Lift out each line of the data that holds "আইভর".
** start INPUT MATERIAL **
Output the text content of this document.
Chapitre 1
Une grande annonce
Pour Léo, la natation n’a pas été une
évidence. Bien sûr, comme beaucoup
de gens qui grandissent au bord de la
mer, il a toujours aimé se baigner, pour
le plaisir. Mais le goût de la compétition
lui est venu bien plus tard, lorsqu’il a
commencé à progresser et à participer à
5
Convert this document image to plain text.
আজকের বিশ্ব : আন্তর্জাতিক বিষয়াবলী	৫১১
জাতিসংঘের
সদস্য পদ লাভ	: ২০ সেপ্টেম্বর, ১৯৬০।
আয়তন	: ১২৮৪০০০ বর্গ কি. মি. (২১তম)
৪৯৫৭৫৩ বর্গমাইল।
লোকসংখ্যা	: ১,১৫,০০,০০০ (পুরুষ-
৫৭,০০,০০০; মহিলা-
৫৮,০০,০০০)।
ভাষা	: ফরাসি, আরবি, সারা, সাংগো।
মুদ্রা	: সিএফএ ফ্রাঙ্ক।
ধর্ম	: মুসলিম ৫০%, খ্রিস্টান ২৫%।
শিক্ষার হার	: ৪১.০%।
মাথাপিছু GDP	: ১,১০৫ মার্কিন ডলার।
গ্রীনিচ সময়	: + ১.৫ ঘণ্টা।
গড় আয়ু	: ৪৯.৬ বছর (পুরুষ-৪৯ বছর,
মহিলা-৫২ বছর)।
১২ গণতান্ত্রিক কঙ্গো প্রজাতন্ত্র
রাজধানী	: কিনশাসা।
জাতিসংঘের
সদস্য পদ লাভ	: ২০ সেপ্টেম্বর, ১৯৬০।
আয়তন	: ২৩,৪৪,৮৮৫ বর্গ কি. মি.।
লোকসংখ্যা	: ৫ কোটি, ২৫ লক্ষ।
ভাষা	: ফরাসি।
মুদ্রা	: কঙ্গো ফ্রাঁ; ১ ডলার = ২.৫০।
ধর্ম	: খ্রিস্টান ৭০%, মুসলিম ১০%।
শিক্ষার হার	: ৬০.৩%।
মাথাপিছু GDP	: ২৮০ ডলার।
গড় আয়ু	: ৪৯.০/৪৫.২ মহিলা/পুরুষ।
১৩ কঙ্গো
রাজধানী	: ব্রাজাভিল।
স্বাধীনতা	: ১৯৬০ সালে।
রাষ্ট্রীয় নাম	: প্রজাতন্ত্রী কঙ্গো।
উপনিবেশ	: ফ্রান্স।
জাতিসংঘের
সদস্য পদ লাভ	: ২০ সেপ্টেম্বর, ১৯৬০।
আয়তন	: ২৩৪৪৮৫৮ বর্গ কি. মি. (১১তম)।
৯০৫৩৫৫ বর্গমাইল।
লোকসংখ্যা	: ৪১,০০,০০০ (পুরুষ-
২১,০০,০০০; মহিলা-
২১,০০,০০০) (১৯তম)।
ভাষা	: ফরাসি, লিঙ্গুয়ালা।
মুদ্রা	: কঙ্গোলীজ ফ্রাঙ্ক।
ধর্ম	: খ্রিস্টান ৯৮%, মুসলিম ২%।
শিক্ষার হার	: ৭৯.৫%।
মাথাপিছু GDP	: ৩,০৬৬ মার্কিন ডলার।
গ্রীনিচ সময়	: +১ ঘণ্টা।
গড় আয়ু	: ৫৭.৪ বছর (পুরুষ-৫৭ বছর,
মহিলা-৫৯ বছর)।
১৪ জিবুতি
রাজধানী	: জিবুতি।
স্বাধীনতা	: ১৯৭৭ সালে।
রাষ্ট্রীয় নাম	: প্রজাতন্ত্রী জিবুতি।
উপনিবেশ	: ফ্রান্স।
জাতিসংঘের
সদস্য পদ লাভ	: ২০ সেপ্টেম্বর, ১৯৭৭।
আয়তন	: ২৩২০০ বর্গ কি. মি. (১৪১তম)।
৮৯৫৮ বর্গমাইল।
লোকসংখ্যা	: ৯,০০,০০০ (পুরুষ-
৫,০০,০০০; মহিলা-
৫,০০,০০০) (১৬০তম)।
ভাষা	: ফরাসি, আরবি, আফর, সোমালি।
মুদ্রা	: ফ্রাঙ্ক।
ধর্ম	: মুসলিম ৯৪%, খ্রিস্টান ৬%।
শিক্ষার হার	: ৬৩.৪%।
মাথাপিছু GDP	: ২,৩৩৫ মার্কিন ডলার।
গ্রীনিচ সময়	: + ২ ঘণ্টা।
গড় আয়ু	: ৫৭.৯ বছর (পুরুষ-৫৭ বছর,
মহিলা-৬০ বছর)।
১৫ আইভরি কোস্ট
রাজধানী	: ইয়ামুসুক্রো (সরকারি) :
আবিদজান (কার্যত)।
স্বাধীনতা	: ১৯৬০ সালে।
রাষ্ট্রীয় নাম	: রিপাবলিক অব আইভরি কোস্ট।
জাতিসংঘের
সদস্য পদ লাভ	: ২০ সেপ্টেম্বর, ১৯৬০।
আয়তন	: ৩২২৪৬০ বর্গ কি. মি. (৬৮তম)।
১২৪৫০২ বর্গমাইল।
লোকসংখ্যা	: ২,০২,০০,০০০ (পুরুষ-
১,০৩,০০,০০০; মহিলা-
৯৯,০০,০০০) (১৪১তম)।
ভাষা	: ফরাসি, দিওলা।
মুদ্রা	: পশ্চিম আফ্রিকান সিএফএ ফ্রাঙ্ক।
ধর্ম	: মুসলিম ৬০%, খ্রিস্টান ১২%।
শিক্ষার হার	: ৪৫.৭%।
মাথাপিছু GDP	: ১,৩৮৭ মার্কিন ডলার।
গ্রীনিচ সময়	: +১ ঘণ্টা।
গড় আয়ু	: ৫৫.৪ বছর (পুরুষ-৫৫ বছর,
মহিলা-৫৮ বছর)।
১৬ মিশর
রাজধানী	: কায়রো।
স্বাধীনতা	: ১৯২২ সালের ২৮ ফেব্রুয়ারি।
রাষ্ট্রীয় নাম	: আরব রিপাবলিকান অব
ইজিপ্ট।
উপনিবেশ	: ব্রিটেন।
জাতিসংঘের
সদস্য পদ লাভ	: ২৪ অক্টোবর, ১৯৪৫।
** end INPUT MATERIAL **
- _RESULT FOR THIS EXERCISE_:
১৫ আইভরি কোস্ট
রাষ্ট্রীয় নাম	: রিপাবলিক অব আইভরি কোস্ট।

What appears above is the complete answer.